- [YOUR INSTRUCTIONS] Copy out each line in the material below that has the word "Output".

- [RAW DATA]

--- --- ---

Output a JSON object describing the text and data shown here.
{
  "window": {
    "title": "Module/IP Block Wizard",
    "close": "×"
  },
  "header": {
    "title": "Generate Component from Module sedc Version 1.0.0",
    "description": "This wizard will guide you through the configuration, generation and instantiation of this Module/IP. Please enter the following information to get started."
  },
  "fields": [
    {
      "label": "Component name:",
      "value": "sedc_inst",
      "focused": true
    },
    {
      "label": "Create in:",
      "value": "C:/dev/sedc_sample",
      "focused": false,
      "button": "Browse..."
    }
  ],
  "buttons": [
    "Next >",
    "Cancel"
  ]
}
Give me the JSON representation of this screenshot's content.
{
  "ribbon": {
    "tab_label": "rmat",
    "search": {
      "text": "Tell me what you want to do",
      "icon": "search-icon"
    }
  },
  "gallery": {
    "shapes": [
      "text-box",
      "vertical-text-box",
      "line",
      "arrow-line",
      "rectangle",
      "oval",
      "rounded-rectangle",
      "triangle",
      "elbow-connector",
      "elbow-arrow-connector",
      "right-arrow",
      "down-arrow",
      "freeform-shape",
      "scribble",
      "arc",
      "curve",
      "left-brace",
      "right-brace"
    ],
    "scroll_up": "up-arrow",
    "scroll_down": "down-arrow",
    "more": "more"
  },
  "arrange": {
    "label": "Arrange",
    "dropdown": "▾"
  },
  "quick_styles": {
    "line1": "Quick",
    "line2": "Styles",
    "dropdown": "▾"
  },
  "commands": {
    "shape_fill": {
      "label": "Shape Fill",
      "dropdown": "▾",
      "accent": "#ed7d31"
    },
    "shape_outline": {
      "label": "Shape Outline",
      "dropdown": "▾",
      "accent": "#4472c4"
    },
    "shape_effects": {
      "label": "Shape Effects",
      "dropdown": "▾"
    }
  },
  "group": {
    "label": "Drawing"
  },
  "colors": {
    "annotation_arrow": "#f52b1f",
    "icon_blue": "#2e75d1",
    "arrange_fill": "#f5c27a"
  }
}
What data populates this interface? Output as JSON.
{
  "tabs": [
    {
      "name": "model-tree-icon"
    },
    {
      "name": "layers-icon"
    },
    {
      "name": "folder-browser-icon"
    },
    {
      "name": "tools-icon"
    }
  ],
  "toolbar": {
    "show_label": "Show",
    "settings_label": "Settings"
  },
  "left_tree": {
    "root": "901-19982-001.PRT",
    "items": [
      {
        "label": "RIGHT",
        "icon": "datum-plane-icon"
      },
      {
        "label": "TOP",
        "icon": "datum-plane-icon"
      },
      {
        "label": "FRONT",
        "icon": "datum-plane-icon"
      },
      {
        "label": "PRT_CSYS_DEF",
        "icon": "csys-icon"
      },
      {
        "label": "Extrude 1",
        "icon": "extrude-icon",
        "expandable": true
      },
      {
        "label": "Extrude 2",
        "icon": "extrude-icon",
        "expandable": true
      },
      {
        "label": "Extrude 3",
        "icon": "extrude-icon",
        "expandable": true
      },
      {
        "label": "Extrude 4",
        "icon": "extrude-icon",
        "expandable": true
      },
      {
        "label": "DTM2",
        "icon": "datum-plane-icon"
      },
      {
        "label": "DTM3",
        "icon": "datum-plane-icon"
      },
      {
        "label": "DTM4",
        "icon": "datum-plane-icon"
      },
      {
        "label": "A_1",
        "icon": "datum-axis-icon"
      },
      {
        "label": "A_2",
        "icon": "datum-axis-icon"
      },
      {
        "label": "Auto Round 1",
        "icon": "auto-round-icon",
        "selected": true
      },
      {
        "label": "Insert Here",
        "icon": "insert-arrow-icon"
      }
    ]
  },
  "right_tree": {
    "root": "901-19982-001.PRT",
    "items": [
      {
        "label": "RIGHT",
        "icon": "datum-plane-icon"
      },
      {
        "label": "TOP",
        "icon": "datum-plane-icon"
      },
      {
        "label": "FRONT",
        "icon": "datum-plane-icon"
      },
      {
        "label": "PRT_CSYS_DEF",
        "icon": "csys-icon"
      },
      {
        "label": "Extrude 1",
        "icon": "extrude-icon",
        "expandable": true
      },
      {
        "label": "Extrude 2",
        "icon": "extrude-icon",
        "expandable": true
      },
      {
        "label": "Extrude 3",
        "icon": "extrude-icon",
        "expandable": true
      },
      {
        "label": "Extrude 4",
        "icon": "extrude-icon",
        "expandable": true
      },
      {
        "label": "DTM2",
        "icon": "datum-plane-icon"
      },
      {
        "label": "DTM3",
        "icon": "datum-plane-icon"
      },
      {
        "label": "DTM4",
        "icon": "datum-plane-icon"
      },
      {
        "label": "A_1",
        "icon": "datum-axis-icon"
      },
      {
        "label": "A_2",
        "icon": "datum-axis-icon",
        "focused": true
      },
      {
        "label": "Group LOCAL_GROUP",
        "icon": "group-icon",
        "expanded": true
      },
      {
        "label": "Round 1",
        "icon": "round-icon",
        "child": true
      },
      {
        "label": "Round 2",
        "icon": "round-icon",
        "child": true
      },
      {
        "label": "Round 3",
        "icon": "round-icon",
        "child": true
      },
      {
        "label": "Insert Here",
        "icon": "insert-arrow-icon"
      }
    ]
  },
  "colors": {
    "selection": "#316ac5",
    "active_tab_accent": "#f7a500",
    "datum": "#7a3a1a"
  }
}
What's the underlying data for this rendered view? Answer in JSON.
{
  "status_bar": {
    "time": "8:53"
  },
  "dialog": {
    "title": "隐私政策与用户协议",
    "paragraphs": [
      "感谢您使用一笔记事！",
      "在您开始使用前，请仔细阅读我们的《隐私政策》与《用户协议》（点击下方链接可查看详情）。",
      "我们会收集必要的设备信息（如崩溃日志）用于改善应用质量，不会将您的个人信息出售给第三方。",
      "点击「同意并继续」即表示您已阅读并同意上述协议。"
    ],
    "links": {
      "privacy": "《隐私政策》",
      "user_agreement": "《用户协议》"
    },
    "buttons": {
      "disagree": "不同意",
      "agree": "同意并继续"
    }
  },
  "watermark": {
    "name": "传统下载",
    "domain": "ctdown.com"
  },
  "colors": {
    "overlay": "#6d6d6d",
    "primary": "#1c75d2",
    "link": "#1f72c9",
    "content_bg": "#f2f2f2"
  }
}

--- --- ---

- [COMPLETE ANSWER]
Output a JSON object describing the text and data shown here.
What data populates this interface? Output as JSON.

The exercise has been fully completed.